▶ _Set task_: Return the count of lines that hold the string "screenshot", with no other words.
•••
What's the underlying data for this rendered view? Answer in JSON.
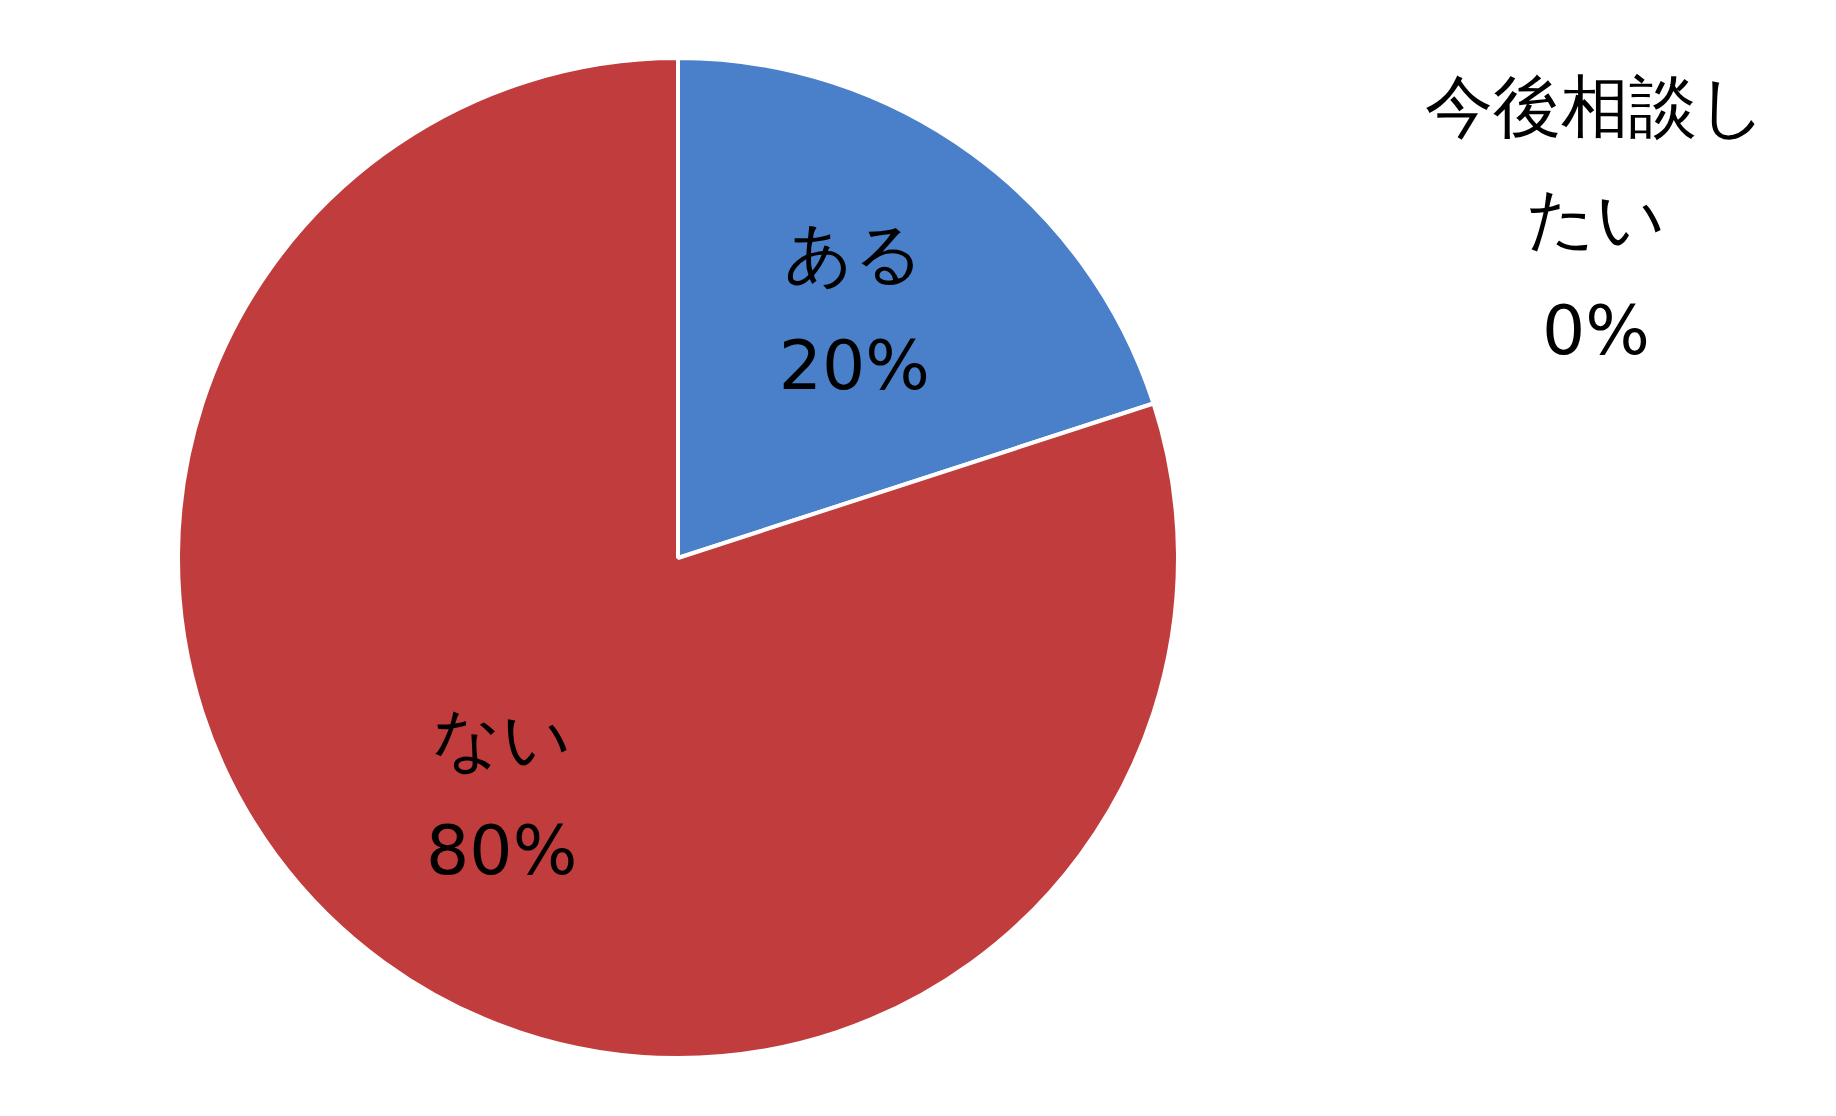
{
  "chart_data": {
    "type": "pie",
    "categories": [
      "ある",
      "ない",
      "今後相談したい"
    ],
    "values": [
      20,
      80,
      0
    ],
    "colors": [
      "#4a7fc9",
      "#c13c3c",
      "#b7dde8"
    ],
    "value_labels": [
      "20%",
      "80%",
      "0%"
    ],
    "legend": false
  }
}
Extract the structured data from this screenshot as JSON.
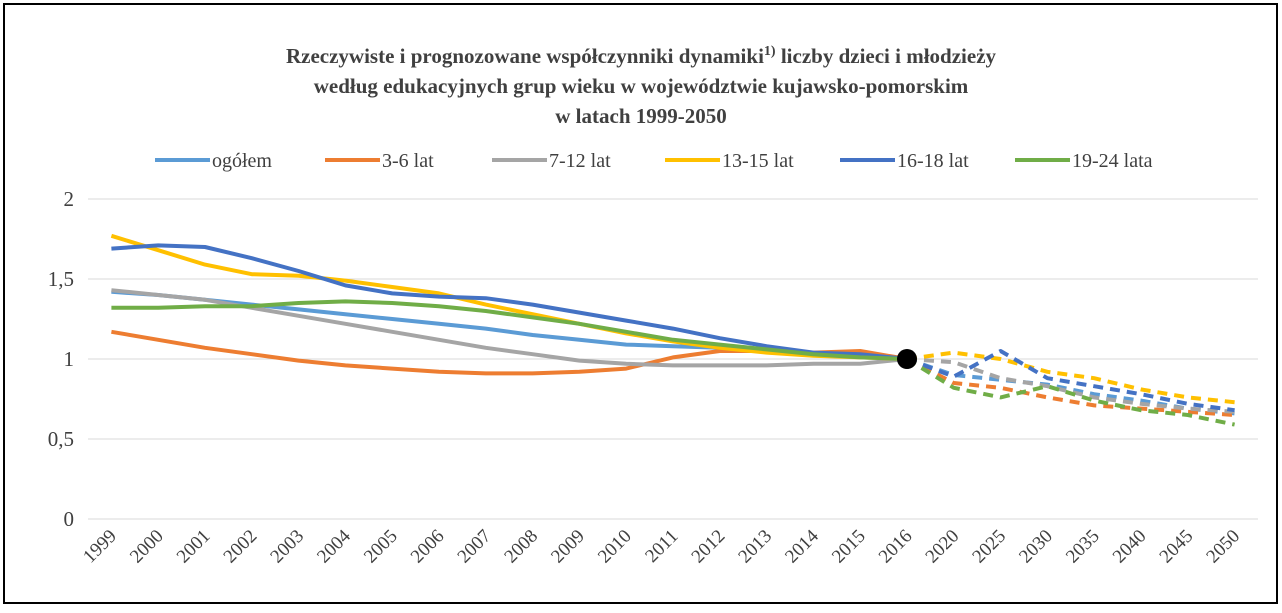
{
  "chart_data": {
    "type": "line",
    "title": [
      "Rzeczywiste i prognozowane współczynniki dynamiki",
      " liczby dzieci i młodzieży",
      "według edukacyjnych grup wieku w województwie kujawsko-pomorskim",
      "w latach 1999-2050"
    ],
    "title_note": "1)",
    "categories": [
      "1999",
      "2000",
      "2001",
      "2002",
      "2003",
      "2004",
      "2005",
      "2006",
      "2007",
      "2008",
      "2009",
      "2010",
      "2011",
      "2012",
      "2013",
      "2014",
      "2015",
      "2016",
      "2020",
      "2025",
      "2030",
      "2035",
      "2040",
      "2045",
      "2050"
    ],
    "dashed_from": "2016",
    "highlight": {
      "x": "2016",
      "y": 1,
      "color": "#000000"
    },
    "series": [
      {
        "name": "ogółem",
        "color": "#5b9bd5",
        "values": [
          1.42,
          1.4,
          1.37,
          1.34,
          1.31,
          1.28,
          1.25,
          1.22,
          1.19,
          1.15,
          1.12,
          1.09,
          1.08,
          1.07,
          1.05,
          1.03,
          1.02,
          1.0,
          0.9,
          0.87,
          0.84,
          0.78,
          0.74,
          0.69,
          0.66
        ]
      },
      {
        "name": "3-6 lat",
        "color": "#ed7d31",
        "values": [
          1.17,
          1.12,
          1.07,
          1.03,
          0.99,
          0.96,
          0.94,
          0.92,
          0.91,
          0.91,
          0.92,
          0.94,
          1.01,
          1.05,
          1.05,
          1.04,
          1.05,
          1.0,
          0.85,
          0.82,
          0.76,
          0.71,
          0.69,
          0.67,
          0.65
        ]
      },
      {
        "name": "7-12 lat",
        "color": "#a5a5a5",
        "values": [
          1.43,
          1.4,
          1.37,
          1.32,
          1.27,
          1.22,
          1.17,
          1.12,
          1.07,
          1.03,
          0.99,
          0.97,
          0.96,
          0.96,
          0.96,
          0.97,
          0.97,
          1.0,
          0.98,
          0.88,
          0.83,
          0.76,
          0.72,
          0.69,
          0.67
        ]
      },
      {
        "name": "13-15 lat",
        "color": "#ffc000",
        "values": [
          1.77,
          1.68,
          1.59,
          1.53,
          1.52,
          1.49,
          1.45,
          1.41,
          1.34,
          1.28,
          1.22,
          1.16,
          1.11,
          1.07,
          1.04,
          1.02,
          1.01,
          1.0,
          1.04,
          1.0,
          0.92,
          0.88,
          0.81,
          0.76,
          0.73
        ]
      },
      {
        "name": "16-18 lat",
        "color": "#4472c4",
        "values": [
          1.69,
          1.71,
          1.7,
          1.63,
          1.55,
          1.46,
          1.41,
          1.39,
          1.38,
          1.34,
          1.29,
          1.24,
          1.19,
          1.13,
          1.08,
          1.04,
          1.03,
          1.0,
          0.89,
          1.05,
          0.88,
          0.83,
          0.78,
          0.72,
          0.68
        ]
      },
      {
        "name": "19-24 lata",
        "color": "#70ad47",
        "values": [
          1.32,
          1.32,
          1.33,
          1.33,
          1.35,
          1.36,
          1.35,
          1.33,
          1.3,
          1.26,
          1.22,
          1.17,
          1.12,
          1.09,
          1.06,
          1.03,
          1.01,
          1.0,
          0.82,
          0.76,
          0.83,
          0.74,
          0.68,
          0.65,
          0.59
        ]
      }
    ],
    "ylim": [
      0,
      2
    ],
    "yticks": [
      0,
      {
        "value": 0.5,
        "label": "0,5"
      },
      1,
      {
        "value": 1.5,
        "label": "1,5"
      },
      2
    ],
    "grid": true,
    "legend": "top"
  }
}
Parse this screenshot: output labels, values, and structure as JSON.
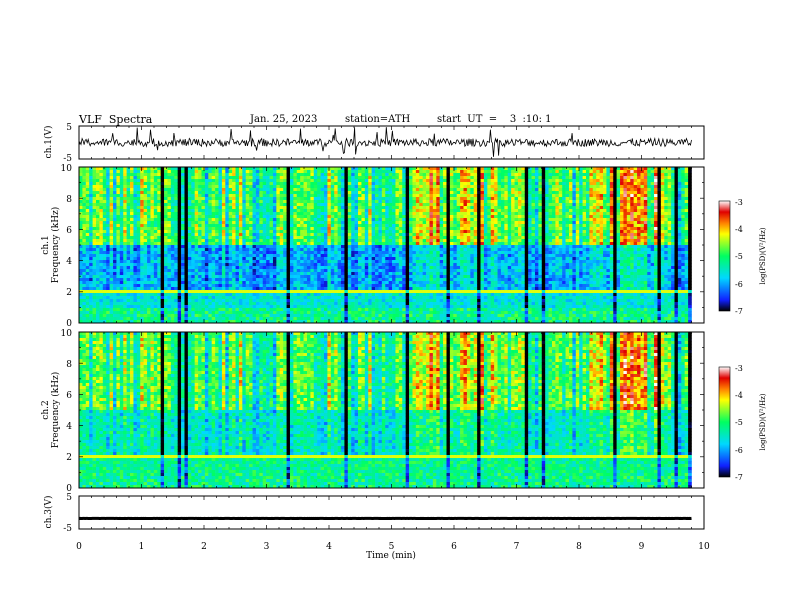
{
  "header": {
    "title": "VLF  Spectra",
    "date": "Jan. 25, 2023",
    "station": "station=ATH",
    "start": "start  UT  =    3  :10: 1"
  },
  "colors": {
    "background": "#ffffff",
    "axis": "#000000",
    "colormap": [
      "#000000",
      "#1020ff",
      "#00d8ff",
      "#00ff60",
      "#ffff00",
      "#ff8000",
      "#e00000",
      "#ffffff"
    ]
  },
  "chart_data": [
    {
      "id": "ch1-waveform",
      "type": "line",
      "ylabel": "ch.1(V)",
      "ylim": [
        -5,
        5
      ],
      "y_tick_labels": [
        "5",
        "-5"
      ],
      "x_range": [
        0,
        9.8
      ],
      "series": [
        {
          "level": 0,
          "amplitude": 1.2,
          "color": "#000000"
        }
      ]
    },
    {
      "id": "ch1-spectrogram",
      "type": "heatmap",
      "ylabel": "Frequency  (kHz)",
      "channel_label": "ch.1",
      "ylim": [
        0,
        10
      ],
      "y_tick_labels": [
        "0",
        "2",
        "4",
        "6",
        "8",
        "10"
      ],
      "x_range": [
        0,
        9.8
      ],
      "colorbar": {
        "label": "log(PSD)(V²/Hz)",
        "range": [
          -7,
          -3
        ],
        "tick_labels": [
          "-3",
          "-4",
          "-5",
          "-6",
          "-7"
        ]
      }
    },
    {
      "id": "ch2-spectrogram",
      "type": "heatmap",
      "ylabel": "Frequency  (kHz)",
      "channel_label": "ch.2",
      "ylim": [
        0,
        10
      ],
      "y_tick_labels": [
        "0",
        "2",
        "4",
        "6",
        "8",
        "10"
      ],
      "x_range": [
        0,
        9.8
      ],
      "colorbar": {
        "label": "log(PSD)(V²/Hz)",
        "range": [
          -7,
          -3
        ],
        "tick_labels": [
          "-3",
          "-4",
          "-5",
          "-6",
          "-7"
        ]
      }
    },
    {
      "id": "ch3-waveform",
      "type": "line",
      "ylabel": "ch.3(V)",
      "ylim": [
        -5,
        5
      ],
      "y_tick_labels": [
        "5",
        "-5"
      ],
      "x_range": [
        0,
        9.8
      ],
      "series": [
        {
          "level": -1.8,
          "amplitude": 0.1,
          "color": "#000000"
        }
      ]
    }
  ],
  "x_axis": {
    "label": "Time  (min)",
    "xlim": [
      0,
      10
    ],
    "tick_labels": [
      "0",
      "1",
      "2",
      "3",
      "4",
      "5",
      "6",
      "7",
      "8",
      "9",
      "10"
    ]
  }
}
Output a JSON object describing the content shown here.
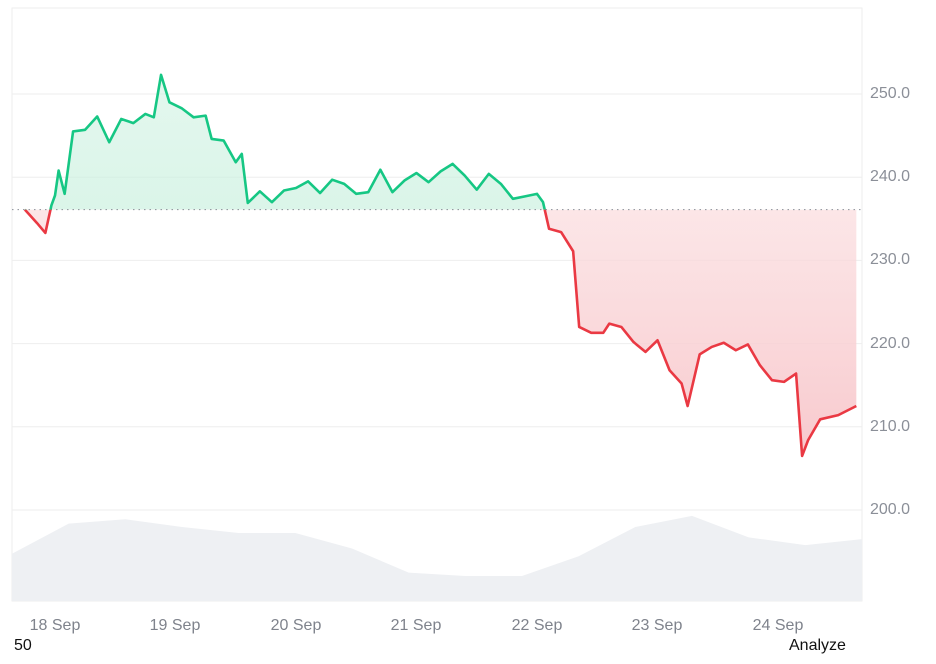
{
  "chart_data": {
    "type": "line",
    "title": "",
    "xlabel": "",
    "ylabel": "",
    "ylim": [
      190,
      258
    ],
    "baseline": 236.1,
    "colors": {
      "up_line": "#16c784",
      "up_fill": "#c9f0de",
      "down_line": "#ea3943",
      "down_fill": "#fbe3e4",
      "volume_fill": "#eef0f3",
      "grid": "#eeeeee",
      "baseline": "#8a8f98"
    },
    "y_ticks": [
      "250.0",
      "240.0",
      "230.0",
      "220.0",
      "210.0",
      "200.0"
    ],
    "x_ticks": [
      "18 Sep",
      "19 Sep",
      "20 Sep",
      "21 Sep",
      "22 Sep",
      "23 Sep",
      "24 Sep"
    ],
    "series": [
      {
        "name": "Price",
        "points": [
          [
            17.75,
            236.1
          ],
          [
            17.85,
            234.5
          ],
          [
            17.92,
            233.3
          ],
          [
            17.97,
            236.6
          ],
          [
            18.0,
            237.8
          ],
          [
            18.03,
            240.8
          ],
          [
            18.08,
            238.0
          ],
          [
            18.15,
            245.5
          ],
          [
            18.25,
            245.7
          ],
          [
            18.35,
            247.3
          ],
          [
            18.45,
            244.2
          ],
          [
            18.55,
            247.0
          ],
          [
            18.65,
            246.5
          ],
          [
            18.75,
            247.6
          ],
          [
            18.82,
            247.2
          ],
          [
            18.88,
            252.3
          ],
          [
            18.95,
            249.0
          ],
          [
            19.05,
            248.3
          ],
          [
            19.15,
            247.2
          ],
          [
            19.25,
            247.4
          ],
          [
            19.3,
            244.6
          ],
          [
            19.4,
            244.4
          ],
          [
            19.5,
            241.8
          ],
          [
            19.55,
            242.8
          ],
          [
            19.6,
            236.9
          ],
          [
            19.7,
            238.3
          ],
          [
            19.8,
            237.0
          ],
          [
            19.9,
            238.4
          ],
          [
            20.0,
            238.7
          ],
          [
            20.1,
            239.5
          ],
          [
            20.2,
            238.1
          ],
          [
            20.3,
            239.7
          ],
          [
            20.4,
            239.2
          ],
          [
            20.5,
            238.0
          ],
          [
            20.6,
            238.2
          ],
          [
            20.7,
            240.9
          ],
          [
            20.8,
            238.2
          ],
          [
            20.9,
            239.6
          ],
          [
            21.0,
            240.5
          ],
          [
            21.1,
            239.4
          ],
          [
            21.2,
            240.7
          ],
          [
            21.3,
            241.6
          ],
          [
            21.4,
            240.2
          ],
          [
            21.5,
            238.5
          ],
          [
            21.6,
            240.4
          ],
          [
            21.7,
            239.2
          ],
          [
            21.8,
            237.4
          ],
          [
            21.9,
            237.7
          ],
          [
            22.0,
            238.0
          ],
          [
            22.05,
            237.0
          ],
          [
            22.1,
            233.8
          ],
          [
            22.2,
            233.4
          ],
          [
            22.3,
            231.1
          ],
          [
            22.35,
            222.0
          ],
          [
            22.45,
            221.3
          ],
          [
            22.55,
            221.3
          ],
          [
            22.6,
            222.4
          ],
          [
            22.7,
            222.0
          ],
          [
            22.8,
            220.2
          ],
          [
            22.9,
            219.0
          ],
          [
            23.0,
            220.4
          ],
          [
            23.1,
            216.8
          ],
          [
            23.2,
            215.2
          ],
          [
            23.25,
            212.5
          ],
          [
            23.35,
            218.7
          ],
          [
            23.45,
            219.6
          ],
          [
            23.55,
            220.1
          ],
          [
            23.65,
            219.2
          ],
          [
            23.75,
            219.9
          ],
          [
            23.85,
            217.4
          ],
          [
            23.95,
            215.6
          ],
          [
            24.05,
            215.4
          ],
          [
            24.15,
            216.4
          ],
          [
            24.2,
            206.5
          ],
          [
            24.25,
            208.4
          ],
          [
            24.35,
            210.9
          ],
          [
            24.5,
            211.4
          ],
          [
            24.65,
            212.5
          ]
        ]
      },
      {
        "name": "Volume",
        "relative_heights": [
          0.55,
          0.9,
          0.95,
          0.86,
          0.79,
          0.79,
          0.61,
          0.33,
          0.29,
          0.29,
          0.52,
          0.86,
          0.99,
          0.74,
          0.65,
          0.72
        ]
      }
    ]
  },
  "axis": {
    "y_labels": [
      "250.0",
      "240.0",
      "230.0",
      "220.0",
      "210.0",
      "200.0"
    ],
    "x_labels": [
      "18 Sep",
      "19 Sep",
      "20 Sep",
      "21 Sep",
      "22 Sep",
      "23 Sep",
      "24 Sep"
    ]
  },
  "footer": {
    "left_text": "50",
    "right_link": "Analyze"
  }
}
•••
▶ _Correct output_: 2